▸ **YOUR OBJECTIVE**
Reproduce word for word the part of the discussion of council computer systems below between "My bet is that" and "5-10 fold increase.", inclusive.

▸ **SELECTED EXTRACT**
You obviously don’t know how systems work. Most of these systems are 3rd parties from overseas they cannot expand like this. My bet is they are using shitty databases.
My bet is that you’re as informed as burt.
Actually I’d agree (must be a first).
Probably the databases are ok in terms of structure and code for what they were doing. But a what, sevenfold increase in the size of database that was brought to handle a much smaller size is almost certainly require more hardware just to handle the memory overhead and disk storage for the database. It is also going to change the effective lookup speeds of subqueries – which has a hell of a performance hit.
Scaling databases between smallish and large is an expensive artform. But sysops tend to buy what is required for their needs plus some headroom. They would not have even thought to buy for the type of headroom required for a 5-10 fold increase.
With the core ERP, SAP, scale was never an issue. Adding storage is relatively straight forward. Even now, the SAP instances run by Transport and Council are small on international standards.
Most of my experience with the systems of various council was from the early 90’s (before I knew better than to get involved with governmental organisations).
What caught my attention was the profusion of relatively small systems in use doing a pile of odd tasks from capacity planning to keeping track of faults like potholes that needed to be fixed to noise control. Many at that stage were just having their first movement into digital.
I’d presume that these days they have most of these available, and many online across networks. Certainly friends and acquaintances who do or have worked for the councils and other city authorities seem to spend their life attached to computer extracting information.
I didn’t expect that scaling the disks would be as much of an issue as making those little systems available across the city. Where in the past you could say to a ratepayer to go to the Waitemata city council building, it gets somewhat harder for someone living in Franklin than it is in Henderson.
Exactly, this is the point. Without studying the inventory and license contracts of all the individual applications running across all the entities we are entirely unable to make judgements of what was the best course of action.

▸ **SUPPLIED INFORMATION**
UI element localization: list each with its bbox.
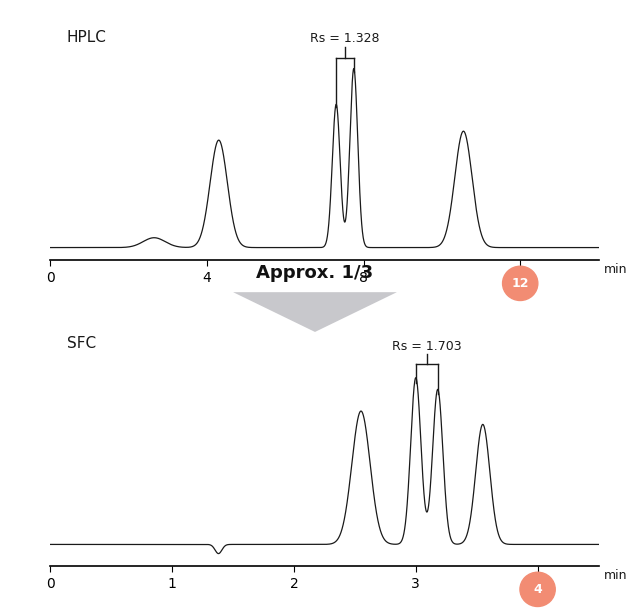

▸ **OUTPUT FOR THIS TASK**
My bet is that you’re as informed as burt.
Actually I’d agree (must be a first).
Probably the databases are ok in terms of structure and code for what they were doing. But a what, sevenfold increase in the size of database that was brought to handle a much smaller size is almost certainly require more hardware just to handle the memory overhead and disk storage for the database. It is also going to change the effective lookup speeds of subqueries – which has a hell of a performance hit.
Scaling databases between smallish and large is an expensive artform. But sysops tend to buy what is required for their needs plus some headroom. They would not have even thought to buy for the type of headroom required for a 5-10 fold increase.